***** The input *****
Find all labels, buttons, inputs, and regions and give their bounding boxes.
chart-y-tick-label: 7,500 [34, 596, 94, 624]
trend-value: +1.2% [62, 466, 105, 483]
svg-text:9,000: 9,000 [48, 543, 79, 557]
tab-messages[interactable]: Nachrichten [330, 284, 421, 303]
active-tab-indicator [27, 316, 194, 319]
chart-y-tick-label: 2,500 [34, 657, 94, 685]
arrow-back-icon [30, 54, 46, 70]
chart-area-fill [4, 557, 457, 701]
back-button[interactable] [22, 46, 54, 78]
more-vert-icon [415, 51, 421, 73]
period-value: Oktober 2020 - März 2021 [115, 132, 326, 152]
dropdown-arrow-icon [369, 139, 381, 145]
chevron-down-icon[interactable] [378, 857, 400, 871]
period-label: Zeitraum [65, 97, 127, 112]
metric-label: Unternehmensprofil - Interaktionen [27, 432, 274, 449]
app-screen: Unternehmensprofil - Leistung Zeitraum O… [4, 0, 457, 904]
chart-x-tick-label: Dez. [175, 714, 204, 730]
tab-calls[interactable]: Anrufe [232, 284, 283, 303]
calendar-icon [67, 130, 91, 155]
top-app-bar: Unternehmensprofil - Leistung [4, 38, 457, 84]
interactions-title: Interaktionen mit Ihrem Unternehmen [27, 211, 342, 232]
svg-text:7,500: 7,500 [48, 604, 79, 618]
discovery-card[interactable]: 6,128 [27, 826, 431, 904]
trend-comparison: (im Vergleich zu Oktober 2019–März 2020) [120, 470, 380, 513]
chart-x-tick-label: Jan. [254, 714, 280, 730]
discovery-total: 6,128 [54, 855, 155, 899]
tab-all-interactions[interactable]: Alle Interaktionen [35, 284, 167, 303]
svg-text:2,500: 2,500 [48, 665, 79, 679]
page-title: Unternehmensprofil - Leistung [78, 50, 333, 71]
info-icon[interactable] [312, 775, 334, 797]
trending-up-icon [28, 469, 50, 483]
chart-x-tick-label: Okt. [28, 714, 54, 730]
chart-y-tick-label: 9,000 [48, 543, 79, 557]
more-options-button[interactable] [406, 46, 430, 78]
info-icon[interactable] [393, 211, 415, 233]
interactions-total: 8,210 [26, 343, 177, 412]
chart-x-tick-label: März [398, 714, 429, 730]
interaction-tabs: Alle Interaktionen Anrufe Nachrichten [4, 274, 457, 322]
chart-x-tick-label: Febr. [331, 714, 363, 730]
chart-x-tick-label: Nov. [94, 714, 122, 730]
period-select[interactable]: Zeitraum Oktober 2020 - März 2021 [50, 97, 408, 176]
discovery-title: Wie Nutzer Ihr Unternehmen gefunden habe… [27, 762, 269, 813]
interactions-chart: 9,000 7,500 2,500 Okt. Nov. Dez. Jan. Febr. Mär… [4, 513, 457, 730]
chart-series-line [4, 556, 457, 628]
*****
***** The input *****
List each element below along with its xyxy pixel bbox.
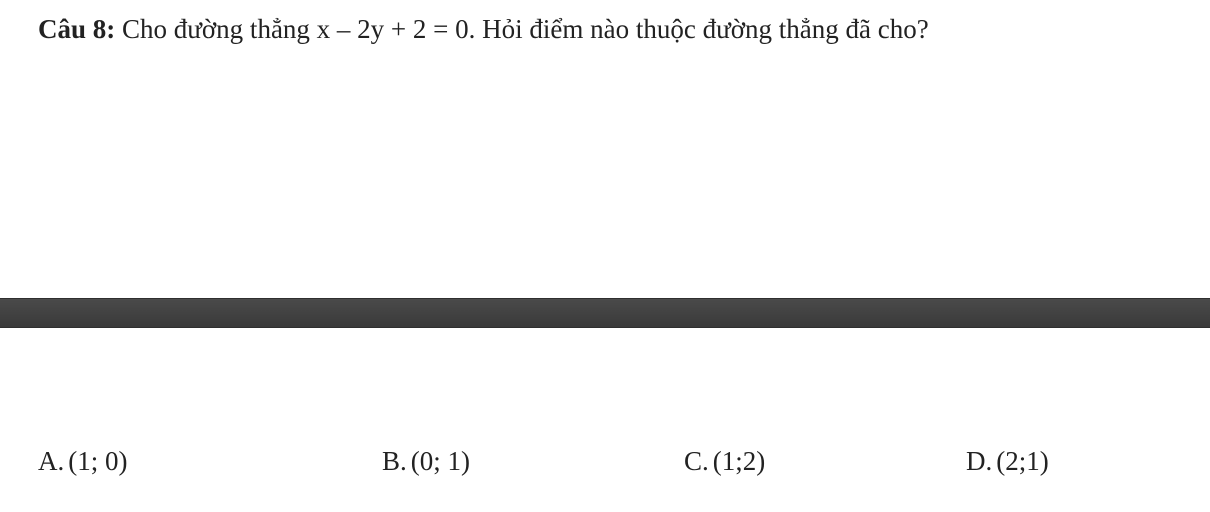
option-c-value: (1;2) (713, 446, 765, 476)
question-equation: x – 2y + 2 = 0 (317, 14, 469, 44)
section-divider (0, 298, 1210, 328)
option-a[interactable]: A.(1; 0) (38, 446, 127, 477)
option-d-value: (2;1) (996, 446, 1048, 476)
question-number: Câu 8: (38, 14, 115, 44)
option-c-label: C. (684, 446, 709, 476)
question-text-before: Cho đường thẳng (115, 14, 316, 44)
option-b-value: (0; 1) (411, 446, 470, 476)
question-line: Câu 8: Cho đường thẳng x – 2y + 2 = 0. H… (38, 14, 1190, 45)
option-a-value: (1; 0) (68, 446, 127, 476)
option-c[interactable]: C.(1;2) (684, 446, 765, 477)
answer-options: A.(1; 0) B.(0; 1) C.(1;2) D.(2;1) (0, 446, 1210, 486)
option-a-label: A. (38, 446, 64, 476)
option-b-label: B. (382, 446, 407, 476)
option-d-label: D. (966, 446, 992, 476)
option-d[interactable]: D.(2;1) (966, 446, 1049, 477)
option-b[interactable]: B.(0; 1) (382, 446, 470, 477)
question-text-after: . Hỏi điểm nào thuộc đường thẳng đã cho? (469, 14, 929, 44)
*****
■ **Task directions**
Can you copy the data from the line with "option-c-value: (1;2) (713, 446, 765, 476)" up to and including the line with "question-text-after: . Hỏi", reproducing each line without any change?

■ **Correct answer**
option-c-value: (1;2) (713, 446, 765, 476)
question-equation: x – 2y + 2 = 0 (317, 14, 469, 44)
section-divider (0, 298, 1210, 328)
option-a[interactable]: A.(1; 0) (38, 446, 127, 477)
option-d-value: (2;1) (996, 446, 1048, 476)
question-number: Câu 8: (38, 14, 115, 44)
option-c-label: C. (684, 446, 709, 476)
question-text-before: Cho đường thẳng (115, 14, 316, 44)
option-b-value: (0; 1) (411, 446, 470, 476)
question-line: Câu 8: Cho đường thẳng x – 2y + 2 = 0. H… (38, 14, 1190, 45)
option-a-value: (1; 0) (68, 446, 127, 476)
option-c[interactable]: C.(1;2) (684, 446, 765, 477)
answer-options: A.(1; 0) B.(0; 1) C.(1;2) D.(2;1) (0, 446, 1210, 486)
option-a-label: A. (38, 446, 64, 476)
option-b-label: B. (382, 446, 407, 476)
option-d-label: D. (966, 446, 992, 476)
option-d[interactable]: D.(2;1) (966, 446, 1049, 477)
option-b[interactable]: B.(0; 1) (382, 446, 470, 477)
question-text-after: . Hỏi điểm nào thuộc đường thẳng đã cho? (469, 14, 929, 44)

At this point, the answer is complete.